— Begin Dataset —

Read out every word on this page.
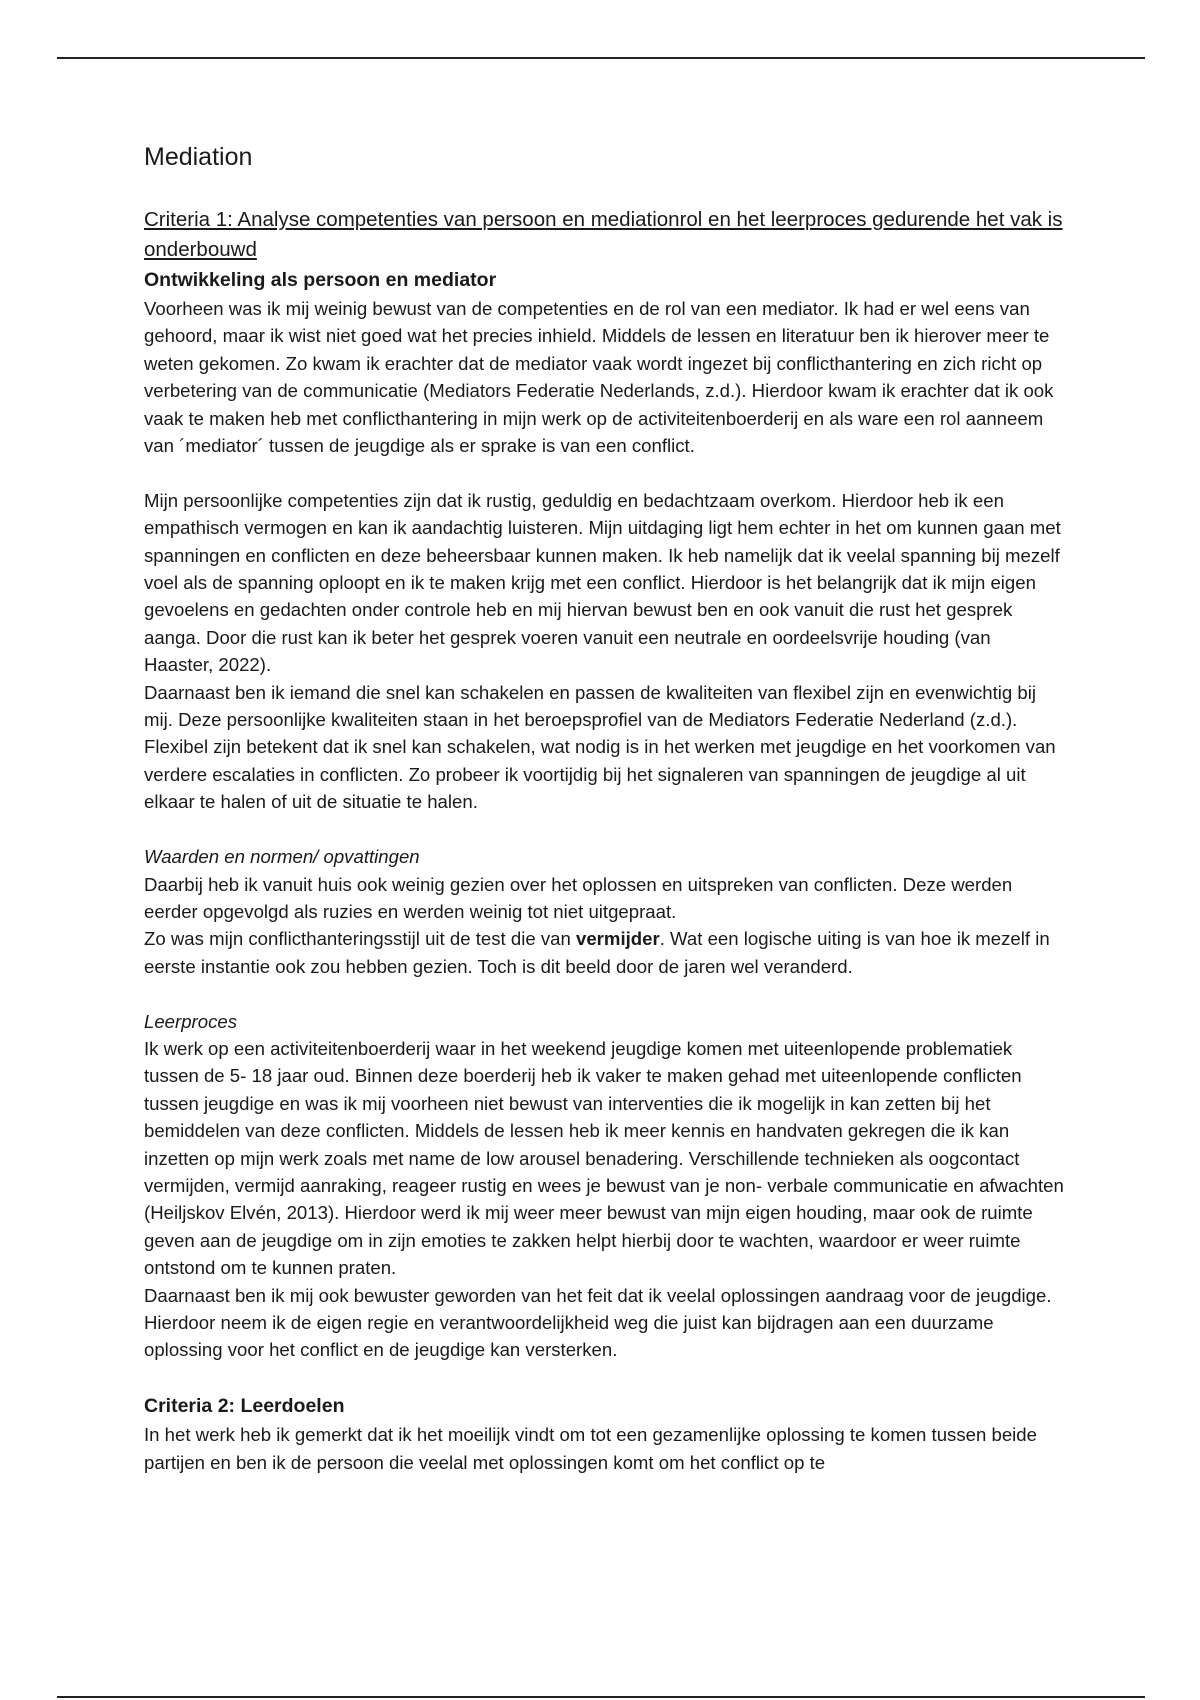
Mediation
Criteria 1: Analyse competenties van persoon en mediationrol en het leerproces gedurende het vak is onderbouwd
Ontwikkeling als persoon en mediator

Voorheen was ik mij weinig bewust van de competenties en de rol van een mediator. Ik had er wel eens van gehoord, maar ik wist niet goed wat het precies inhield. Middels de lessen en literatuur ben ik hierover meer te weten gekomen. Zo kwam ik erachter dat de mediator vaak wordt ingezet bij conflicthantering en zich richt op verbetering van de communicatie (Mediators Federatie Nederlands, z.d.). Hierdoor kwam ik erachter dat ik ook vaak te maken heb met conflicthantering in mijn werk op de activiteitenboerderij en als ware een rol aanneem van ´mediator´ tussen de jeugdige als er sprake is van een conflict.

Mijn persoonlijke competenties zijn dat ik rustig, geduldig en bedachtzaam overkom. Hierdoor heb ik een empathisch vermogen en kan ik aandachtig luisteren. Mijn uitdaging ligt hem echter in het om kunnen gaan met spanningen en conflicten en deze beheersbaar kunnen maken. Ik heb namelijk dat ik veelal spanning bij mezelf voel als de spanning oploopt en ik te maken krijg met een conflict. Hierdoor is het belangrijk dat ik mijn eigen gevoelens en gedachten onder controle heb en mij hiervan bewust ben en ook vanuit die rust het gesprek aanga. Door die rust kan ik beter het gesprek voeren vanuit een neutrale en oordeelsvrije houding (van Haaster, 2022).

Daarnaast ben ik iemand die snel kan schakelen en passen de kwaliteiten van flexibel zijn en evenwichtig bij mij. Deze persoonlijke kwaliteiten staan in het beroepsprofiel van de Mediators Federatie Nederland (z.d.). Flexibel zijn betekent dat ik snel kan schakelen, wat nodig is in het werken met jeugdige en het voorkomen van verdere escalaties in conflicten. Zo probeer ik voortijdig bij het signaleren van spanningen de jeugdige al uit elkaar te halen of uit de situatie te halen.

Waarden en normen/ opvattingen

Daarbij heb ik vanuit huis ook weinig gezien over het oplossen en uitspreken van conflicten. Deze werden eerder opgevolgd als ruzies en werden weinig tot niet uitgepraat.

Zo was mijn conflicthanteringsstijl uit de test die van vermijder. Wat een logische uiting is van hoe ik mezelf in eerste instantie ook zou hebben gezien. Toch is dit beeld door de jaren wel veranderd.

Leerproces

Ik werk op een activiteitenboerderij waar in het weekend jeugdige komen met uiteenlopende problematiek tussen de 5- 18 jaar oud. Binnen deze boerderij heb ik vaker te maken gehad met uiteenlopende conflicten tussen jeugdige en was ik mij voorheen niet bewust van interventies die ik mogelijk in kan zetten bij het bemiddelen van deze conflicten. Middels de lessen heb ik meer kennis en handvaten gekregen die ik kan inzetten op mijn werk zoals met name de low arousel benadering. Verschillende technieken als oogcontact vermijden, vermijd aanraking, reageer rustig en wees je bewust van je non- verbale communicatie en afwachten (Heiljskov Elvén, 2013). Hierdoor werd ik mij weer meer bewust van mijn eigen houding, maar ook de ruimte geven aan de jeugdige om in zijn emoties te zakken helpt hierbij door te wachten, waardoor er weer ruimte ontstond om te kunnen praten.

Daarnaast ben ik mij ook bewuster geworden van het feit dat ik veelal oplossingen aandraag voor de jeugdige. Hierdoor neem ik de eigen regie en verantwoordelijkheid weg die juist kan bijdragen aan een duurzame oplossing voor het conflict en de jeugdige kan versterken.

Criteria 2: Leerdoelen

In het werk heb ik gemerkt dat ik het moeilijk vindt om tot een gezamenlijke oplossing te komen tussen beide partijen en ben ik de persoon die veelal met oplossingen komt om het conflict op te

— End Dataset —

Goal »
Exact duplication of all the records is required; pictures are omitted from the copy.

Answer for this exercise »
Read out every word on this page.
Mediation
Criteria 1: Analyse competenties van persoon en mediationrol en het leerproces gedurende het vak is onderbouwd
Ontwikkeling als persoon en mediator

Voorheen was ik mij weinig bewust van de competenties en de rol van een mediator. Ik had er wel eens van gehoord, maar ik wist niet goed wat het precies inhield. Middels de lessen en literatuur ben ik hierover meer te weten gekomen. Zo kwam ik erachter dat de mediator vaak wordt ingezet bij conflicthantering en zich richt op verbetering van de communicatie (Mediators Federatie Nederlands, z.d.). Hierdoor kwam ik erachter dat ik ook vaak te maken heb met conflicthantering in mijn werk op de activiteitenboerderij en als ware een rol aanneem van ´mediator´ tussen de jeugdige als er sprake is van een conflict.

Mijn persoonlijke competenties zijn dat ik rustig, geduldig en bedachtzaam overkom. Hierdoor heb ik een empathisch vermogen en kan ik aandachtig luisteren. Mijn uitdaging ligt hem echter in het om kunnen gaan met spanningen en conflicten en deze beheersbaar kunnen maken. Ik heb namelijk dat ik veelal spanning bij mezelf voel als de spanning oploopt en ik te maken krijg met een conflict. Hierdoor is het belangrijk dat ik mijn eigen gevoelens en gedachten onder controle heb en mij hiervan bewust ben en ook vanuit die rust het gesprek aanga. Door die rust kan ik beter het gesprek voeren vanuit een neutrale en oordeelsvrije houding (van Haaster, 2022).

Daarnaast ben ik iemand die snel kan schakelen en passen de kwaliteiten van flexibel zijn en evenwichtig bij mij. Deze persoonlijke kwaliteiten staan in het beroepsprofiel van de Mediators Federatie Nederland (z.d.). Flexibel zijn betekent dat ik snel kan schakelen, wat nodig is in het werken met jeugdige en het voorkomen van verdere escalaties in conflicten. Zo probeer ik voortijdig bij het signaleren van spanningen de jeugdige al uit elkaar te halen of uit de situatie te halen.

Waarden en normen/ opvattingen

Daarbij heb ik vanuit huis ook weinig gezien over het oplossen en uitspreken van conflicten. Deze werden eerder opgevolgd als ruzies en werden weinig tot niet uitgepraat.

Zo was mijn conflicthanteringsstijl uit de test die van vermijder. Wat een logische uiting is van hoe ik mezelf in eerste instantie ook zou hebben gezien. Toch is dit beeld door de jaren wel veranderd.

Leerproces

Ik werk op een activiteitenboerderij waar in het weekend jeugdige komen met uiteenlopende problematiek tussen de 5- 18 jaar oud. Binnen deze boerderij heb ik vaker te maken gehad met uiteenlopende conflicten tussen jeugdige en was ik mij voorheen niet bewust van interventies die ik mogelijk in kan zetten bij het bemiddelen van deze conflicten. Middels de lessen heb ik meer kennis en handvaten gekregen die ik kan inzetten op mijn werk zoals met name de low arousel benadering. Verschillende technieken als oogcontact vermijden, vermijd aanraking, reageer rustig en wees je bewust van je non- verbale communicatie en afwachten (Heiljskov Elvén, 2013). Hierdoor werd ik mij weer meer bewust van mijn eigen houding, maar ook de ruimte geven aan de jeugdige om in zijn emoties te zakken helpt hierbij door te wachten, waardoor er weer ruimte ontstond om te kunnen praten.

Daarnaast ben ik mij ook bewuster geworden van het feit dat ik veelal oplossingen aandraag voor de jeugdige. Hierdoor neem ik de eigen regie en verantwoordelijkheid weg die juist kan bijdragen aan een duurzame oplossing voor het conflict en de jeugdige kan versterken.

Criteria 2: Leerdoelen

In het werk heb ik gemerkt dat ik het moeilijk vindt om tot een gezamenlijke oplossing te komen tussen beide partijen en ben ik de persoon die veelal met oplossingen komt om het conflict op te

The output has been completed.